▸ Problem: Copy out the records below line for line, changing nothing.

━━ Material supplied

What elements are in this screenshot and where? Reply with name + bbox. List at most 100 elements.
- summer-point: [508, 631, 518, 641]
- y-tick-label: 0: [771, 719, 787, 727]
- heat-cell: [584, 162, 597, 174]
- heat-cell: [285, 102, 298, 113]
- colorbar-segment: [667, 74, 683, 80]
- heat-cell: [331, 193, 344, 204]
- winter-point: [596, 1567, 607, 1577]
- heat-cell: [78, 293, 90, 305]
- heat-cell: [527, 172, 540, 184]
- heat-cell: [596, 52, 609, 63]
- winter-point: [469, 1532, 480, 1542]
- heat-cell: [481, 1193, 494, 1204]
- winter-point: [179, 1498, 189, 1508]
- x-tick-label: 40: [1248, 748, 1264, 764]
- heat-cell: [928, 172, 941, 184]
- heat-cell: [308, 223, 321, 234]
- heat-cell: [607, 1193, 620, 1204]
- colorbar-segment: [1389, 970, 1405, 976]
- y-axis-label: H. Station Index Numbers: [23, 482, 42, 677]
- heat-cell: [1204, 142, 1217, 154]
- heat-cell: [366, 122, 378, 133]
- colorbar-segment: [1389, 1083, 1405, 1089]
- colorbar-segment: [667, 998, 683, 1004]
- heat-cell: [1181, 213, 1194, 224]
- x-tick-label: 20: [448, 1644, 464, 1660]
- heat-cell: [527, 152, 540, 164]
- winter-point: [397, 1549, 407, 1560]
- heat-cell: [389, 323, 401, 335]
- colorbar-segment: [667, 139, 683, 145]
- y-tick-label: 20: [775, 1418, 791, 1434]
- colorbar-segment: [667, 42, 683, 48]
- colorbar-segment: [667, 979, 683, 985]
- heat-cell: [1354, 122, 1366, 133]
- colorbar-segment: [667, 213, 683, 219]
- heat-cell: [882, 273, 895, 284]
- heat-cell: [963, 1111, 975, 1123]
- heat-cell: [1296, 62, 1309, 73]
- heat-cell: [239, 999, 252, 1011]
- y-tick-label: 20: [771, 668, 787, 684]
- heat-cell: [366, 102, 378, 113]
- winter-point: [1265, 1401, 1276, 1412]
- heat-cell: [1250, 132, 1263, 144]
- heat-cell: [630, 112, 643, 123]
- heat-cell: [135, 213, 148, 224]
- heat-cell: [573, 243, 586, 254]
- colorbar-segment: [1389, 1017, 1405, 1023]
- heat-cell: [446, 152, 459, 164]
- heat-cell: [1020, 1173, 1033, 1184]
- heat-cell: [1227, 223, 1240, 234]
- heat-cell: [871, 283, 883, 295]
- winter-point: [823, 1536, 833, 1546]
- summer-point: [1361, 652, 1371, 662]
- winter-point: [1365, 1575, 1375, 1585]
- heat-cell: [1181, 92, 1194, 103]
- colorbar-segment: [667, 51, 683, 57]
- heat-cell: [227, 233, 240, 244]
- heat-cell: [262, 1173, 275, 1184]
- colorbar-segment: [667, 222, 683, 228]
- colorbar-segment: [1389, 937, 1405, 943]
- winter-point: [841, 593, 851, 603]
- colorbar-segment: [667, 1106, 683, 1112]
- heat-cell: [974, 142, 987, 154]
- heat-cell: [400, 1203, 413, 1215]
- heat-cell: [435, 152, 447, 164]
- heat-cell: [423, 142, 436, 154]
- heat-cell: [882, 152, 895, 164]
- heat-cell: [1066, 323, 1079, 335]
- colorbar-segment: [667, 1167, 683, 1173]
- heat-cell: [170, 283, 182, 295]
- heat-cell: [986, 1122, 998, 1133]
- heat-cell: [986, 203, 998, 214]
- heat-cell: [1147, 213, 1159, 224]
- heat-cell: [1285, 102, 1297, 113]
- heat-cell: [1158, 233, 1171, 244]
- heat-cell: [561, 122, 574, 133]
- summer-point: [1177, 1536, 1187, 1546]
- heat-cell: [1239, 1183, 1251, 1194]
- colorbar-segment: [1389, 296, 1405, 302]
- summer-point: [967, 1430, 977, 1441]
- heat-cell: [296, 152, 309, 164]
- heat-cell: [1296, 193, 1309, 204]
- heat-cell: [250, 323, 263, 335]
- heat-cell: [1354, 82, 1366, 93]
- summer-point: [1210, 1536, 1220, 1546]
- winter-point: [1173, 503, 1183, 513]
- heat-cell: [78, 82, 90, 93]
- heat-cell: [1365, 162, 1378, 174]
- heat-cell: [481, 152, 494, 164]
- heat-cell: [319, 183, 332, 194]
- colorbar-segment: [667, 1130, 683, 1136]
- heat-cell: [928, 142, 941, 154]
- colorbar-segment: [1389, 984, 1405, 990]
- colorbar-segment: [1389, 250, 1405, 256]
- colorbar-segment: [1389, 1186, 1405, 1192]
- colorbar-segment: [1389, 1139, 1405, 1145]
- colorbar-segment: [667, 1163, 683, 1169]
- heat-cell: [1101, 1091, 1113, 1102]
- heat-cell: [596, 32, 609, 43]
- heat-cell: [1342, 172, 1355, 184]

━━━━

▸ Response below:
What elements are in this screenshot and where? Reply with name + bbox. List at most 100 elements.
- summer-point: [508, 631, 518, 641]
- y-tick-label: 0: [771, 719, 787, 727]
- heat-cell: [584, 162, 597, 174]
- heat-cell: [285, 102, 298, 113]
- colorbar-segment: [667, 74, 683, 80]
- heat-cell: [331, 193, 344, 204]
- winter-point: [596, 1567, 607, 1577]
- heat-cell: [78, 293, 90, 305]
- heat-cell: [527, 172, 540, 184]
- heat-cell: [596, 52, 609, 63]
- winter-point: [469, 1532, 480, 1542]
- heat-cell: [481, 1193, 494, 1204]
- winter-point: [179, 1498, 189, 1508]
- x-tick-label: 40: [1248, 748, 1264, 764]
- heat-cell: [928, 172, 941, 184]
- heat-cell: [308, 223, 321, 234]
- heat-cell: [607, 1193, 620, 1204]
- colorbar-segment: [1389, 970, 1405, 976]
- y-axis-label: H. Station Index Numbers: [23, 482, 42, 677]
- heat-cell: [1204, 142, 1217, 154]
- heat-cell: [366, 122, 378, 133]
- colorbar-segment: [1389, 1083, 1405, 1089]
- colorbar-segment: [667, 998, 683, 1004]
- heat-cell: [1181, 213, 1194, 224]
- x-tick-label: 20: [448, 1644, 464, 1660]
- heat-cell: [527, 152, 540, 164]
- winter-point: [397, 1549, 407, 1560]
- heat-cell: [389, 323, 401, 335]
- colorbar-segment: [667, 139, 683, 145]
- y-tick-label: 20: [775, 1418, 791, 1434]
- colorbar-segment: [667, 42, 683, 48]
- colorbar-segment: [667, 979, 683, 985]
- heat-cell: [1354, 122, 1366, 133]
- colorbar-segment: [667, 213, 683, 219]
- heat-cell: [882, 273, 895, 284]
- heat-cell: [963, 1111, 975, 1123]
- heat-cell: [1296, 62, 1309, 73]
- heat-cell: [239, 999, 252, 1011]
- y-tick-label: 20: [771, 668, 787, 684]
- heat-cell: [366, 102, 378, 113]
- winter-point: [1265, 1401, 1276, 1412]
- heat-cell: [1250, 132, 1263, 144]
- heat-cell: [630, 112, 643, 123]
- heat-cell: [135, 213, 148, 224]
- heat-cell: [573, 243, 586, 254]
- colorbar-segment: [1389, 1017, 1405, 1023]
- heat-cell: [446, 152, 459, 164]
- heat-cell: [1020, 1173, 1033, 1184]
- heat-cell: [1227, 223, 1240, 234]
- heat-cell: [871, 283, 883, 295]
- winter-point: [823, 1536, 833, 1546]
- summer-point: [1361, 652, 1371, 662]
- winter-point: [1365, 1575, 1375, 1585]
- heat-cell: [1181, 92, 1194, 103]
- colorbar-segment: [667, 51, 683, 57]
- heat-cell: [227, 233, 240, 244]
- heat-cell: [262, 1173, 275, 1184]
- colorbar-segment: [667, 222, 683, 228]
- colorbar-segment: [1389, 937, 1405, 943]
- winter-point: [841, 593, 851, 603]
- colorbar-segment: [667, 1106, 683, 1112]
- heat-cell: [974, 142, 987, 154]
- heat-cell: [400, 1203, 413, 1215]
- heat-cell: [435, 152, 447, 164]
- heat-cell: [423, 142, 436, 154]
- heat-cell: [882, 152, 895, 164]
- heat-cell: [1066, 323, 1079, 335]
- colorbar-segment: [667, 1167, 683, 1173]
- heat-cell: [170, 283, 182, 295]
- heat-cell: [986, 1122, 998, 1133]
- heat-cell: [986, 203, 998, 214]
- heat-cell: [1147, 213, 1159, 224]
- heat-cell: [1285, 102, 1297, 113]
- heat-cell: [1158, 233, 1171, 244]
- heat-cell: [561, 122, 574, 133]
- summer-point: [1177, 1536, 1187, 1546]
- heat-cell: [1239, 1183, 1251, 1194]
- colorbar-segment: [1389, 296, 1405, 302]
- summer-point: [967, 1430, 977, 1441]
- heat-cell: [296, 152, 309, 164]
- heat-cell: [1296, 193, 1309, 204]
- heat-cell: [250, 323, 263, 335]
- heat-cell: [1354, 82, 1366, 93]
- summer-point: [1210, 1536, 1220, 1546]
- winter-point: [1173, 503, 1183, 513]
- heat-cell: [78, 82, 90, 93]
- heat-cell: [1365, 162, 1378, 174]
- heat-cell: [481, 152, 494, 164]
- heat-cell: [319, 183, 332, 194]
- colorbar-segment: [667, 1130, 683, 1136]
- heat-cell: [928, 142, 941, 154]
- colorbar-segment: [1389, 984, 1405, 990]
- colorbar-segment: [1389, 250, 1405, 256]
- colorbar-segment: [1389, 1186, 1405, 1192]
- colorbar-segment: [1389, 1139, 1405, 1145]
- colorbar-segment: [667, 1163, 683, 1169]
- heat-cell: [1101, 1091, 1113, 1102]
- heat-cell: [596, 32, 609, 43]
- heat-cell: [1342, 172, 1355, 184]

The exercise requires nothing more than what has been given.